==== Data supplied
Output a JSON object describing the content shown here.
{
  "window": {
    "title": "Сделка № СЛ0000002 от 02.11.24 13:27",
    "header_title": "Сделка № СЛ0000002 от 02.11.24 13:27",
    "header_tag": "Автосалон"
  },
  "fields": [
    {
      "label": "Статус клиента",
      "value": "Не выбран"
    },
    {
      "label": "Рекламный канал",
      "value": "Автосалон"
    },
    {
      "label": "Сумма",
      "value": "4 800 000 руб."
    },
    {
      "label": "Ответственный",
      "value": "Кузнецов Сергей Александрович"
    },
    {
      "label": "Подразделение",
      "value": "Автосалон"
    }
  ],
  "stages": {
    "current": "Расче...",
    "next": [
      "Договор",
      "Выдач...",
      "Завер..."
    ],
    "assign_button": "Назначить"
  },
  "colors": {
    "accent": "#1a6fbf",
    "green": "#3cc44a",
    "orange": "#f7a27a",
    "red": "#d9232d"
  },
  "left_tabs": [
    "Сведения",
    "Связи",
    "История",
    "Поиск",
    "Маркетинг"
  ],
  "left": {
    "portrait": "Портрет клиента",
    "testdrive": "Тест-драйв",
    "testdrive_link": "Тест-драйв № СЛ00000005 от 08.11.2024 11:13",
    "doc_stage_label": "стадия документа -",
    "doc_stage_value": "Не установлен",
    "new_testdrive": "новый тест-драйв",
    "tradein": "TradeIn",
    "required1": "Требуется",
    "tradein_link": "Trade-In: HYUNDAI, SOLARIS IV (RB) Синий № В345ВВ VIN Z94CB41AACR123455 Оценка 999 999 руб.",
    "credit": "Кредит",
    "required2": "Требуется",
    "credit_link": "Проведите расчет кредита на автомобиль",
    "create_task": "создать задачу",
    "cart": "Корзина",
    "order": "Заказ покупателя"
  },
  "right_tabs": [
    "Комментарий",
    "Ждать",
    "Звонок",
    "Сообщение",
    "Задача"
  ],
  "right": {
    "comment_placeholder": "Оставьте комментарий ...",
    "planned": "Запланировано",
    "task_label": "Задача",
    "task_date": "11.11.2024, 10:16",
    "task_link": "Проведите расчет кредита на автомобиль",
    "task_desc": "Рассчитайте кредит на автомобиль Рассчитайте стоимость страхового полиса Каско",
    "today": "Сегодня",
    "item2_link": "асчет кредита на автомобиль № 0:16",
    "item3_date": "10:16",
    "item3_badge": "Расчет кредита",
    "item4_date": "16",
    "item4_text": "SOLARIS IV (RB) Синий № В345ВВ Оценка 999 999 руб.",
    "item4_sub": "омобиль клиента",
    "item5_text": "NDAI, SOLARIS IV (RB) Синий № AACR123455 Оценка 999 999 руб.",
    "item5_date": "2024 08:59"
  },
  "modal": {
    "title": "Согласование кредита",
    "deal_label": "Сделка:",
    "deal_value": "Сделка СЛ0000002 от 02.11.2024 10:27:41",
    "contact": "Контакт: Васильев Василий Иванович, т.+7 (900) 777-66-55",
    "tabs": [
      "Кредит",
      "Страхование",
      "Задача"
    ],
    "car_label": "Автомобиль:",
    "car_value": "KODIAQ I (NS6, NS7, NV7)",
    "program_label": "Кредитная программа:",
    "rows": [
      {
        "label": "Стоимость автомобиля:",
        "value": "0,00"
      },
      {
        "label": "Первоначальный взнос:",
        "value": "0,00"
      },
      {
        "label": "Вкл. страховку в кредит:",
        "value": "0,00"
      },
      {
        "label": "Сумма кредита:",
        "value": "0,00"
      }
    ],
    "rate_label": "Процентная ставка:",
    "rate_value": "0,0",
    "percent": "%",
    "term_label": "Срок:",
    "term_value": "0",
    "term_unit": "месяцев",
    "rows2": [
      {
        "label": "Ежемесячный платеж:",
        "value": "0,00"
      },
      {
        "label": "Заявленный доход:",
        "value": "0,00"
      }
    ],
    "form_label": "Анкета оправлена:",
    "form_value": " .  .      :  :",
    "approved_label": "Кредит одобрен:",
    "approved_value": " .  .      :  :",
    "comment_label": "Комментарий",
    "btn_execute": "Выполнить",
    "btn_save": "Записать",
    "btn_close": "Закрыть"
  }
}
========
Please set down all the data word for word.

Output a JSON object describing the content shown here.
{
  "window": {
    "title": "Сделка № СЛ0000002 от 02.11.24 13:27",
    "header_title": "Сделка № СЛ0000002 от 02.11.24 13:27",
    "header_tag": "Автосалон"
  },
  "fields": [
    {
      "label": "Статус клиента",
      "value": "Не выбран"
    },
    {
      "label": "Рекламный канал",
      "value": "Автосалон"
    },
    {
      "label": "Сумма",
      "value": "4 800 000 руб."
    },
    {
      "label": "Ответственный",
      "value": "Кузнецов Сергей Александрович"
    },
    {
      "label": "Подразделение",
      "value": "Автосалон"
    }
  ],
  "stages": {
    "current": "Расче...",
    "next": [
      "Договор",
      "Выдач...",
      "Завер..."
    ],
    "assign_button": "Назначить"
  },
  "colors": {
    "accent": "#1a6fbf",
    "green": "#3cc44a",
    "orange": "#f7a27a",
    "red": "#d9232d"
  },
  "left_tabs": [
    "Сведения",
    "Связи",
    "История",
    "Поиск",
    "Маркетинг"
  ],
  "left": {
    "portrait": "Портрет клиента",
    "testdrive": "Тест-драйв",
    "testdrive_link": "Тест-драйв № СЛ00000005 от 08.11.2024 11:13",
    "doc_stage_label": "стадия документа -",
    "doc_stage_value": "Не установлен",
    "new_testdrive": "новый тест-драйв",
    "tradein": "TradeIn",
    "required1": "Требуется",
    "tradein_link": "Trade-In: HYUNDAI, SOLARIS IV (RB) Синий № В345ВВ VIN Z94CB41AACR123455 Оценка 999 999 руб.",
    "credit": "Кредит",
    "required2": "Требуется",
    "credit_link": "Проведите расчет кредита на автомобиль",
    "create_task": "создать задачу",
    "cart": "Корзина",
    "order": "Заказ покупателя"
  },
  "right_tabs": [
    "Комментарий",
    "Ждать",
    "Звонок",
    "Сообщение",
    "Задача"
  ],
  "right": {
    "comment_placeholder": "Оставьте комментарий ...",
    "planned": "Запланировано",
    "task_label": "Задача",
    "task_date": "11.11.2024, 10:16",
    "task_link": "Проведите расчет кредита на автомобиль",
    "task_desc": "Рассчитайте кредит на автомобиль Рассчитайте стоимость страхового полиса Каско",
    "today": "Сегодня",
    "item2_link": "асчет кредита на автомобиль № 0:16",
    "item3_date": "10:16",
    "item3_badge": "Расчет кредита",
    "item4_date": "16",
    "item4_text": "SOLARIS IV (RB) Синий № В345ВВ Оценка 999 999 руб.",
    "item4_sub": "омобиль клиента",
    "item5_text": "NDAI, SOLARIS IV (RB) Синий № AACR123455 Оценка 999 999 руб.",
    "item5_date": "2024 08:59"
  },
  "modal": {
    "title": "Согласование кредита",
    "deal_label": "Сделка:",
    "deal_value": "Сделка СЛ0000002 от 02.11.2024 10:27:41",
    "contact": "Контакт: Васильев Василий Иванович, т.+7 (900) 777-66-55",
    "tabs": [
      "Кредит",
      "Страхование",
      "Задача"
    ],
    "car_label": "Автомобиль:",
    "car_value": "KODIAQ I (NS6, NS7, NV7)",
    "program_label": "Кредитная программа:",
    "rows": [
      {
        "label": "Стоимость автомобиля:",
        "value": "0,00"
      },
      {
        "label": "Первоначальный взнос:",
        "value": "0,00"
      },
      {
        "label": "Вкл. страховку в кредит:",
        "value": "0,00"
      },
      {
        "label": "Сумма кредита:",
        "value": "0,00"
      }
    ],
    "rate_label": "Процентная ставка:",
    "rate_value": "0,0",
    "percent": "%",
    "term_label": "Срок:",
    "term_value": "0",
    "term_unit": "месяцев",
    "rows2": [
      {
        "label": "Ежемесячный платеж:",
        "value": "0,00"
      },
      {
        "label": "Заявленный доход:",
        "value": "0,00"
      }
    ],
    "form_label": "Анкета оправлена:",
    "form_value": " .  .      :  :",
    "approved_label": "Кредит одобрен:",
    "approved_value": " .  .      :  :",
    "comment_label": "Комментарий",
    "btn_execute": "Выполнить",
    "btn_save": "Записать",
    "btn_close": "Закрыть"
  }
}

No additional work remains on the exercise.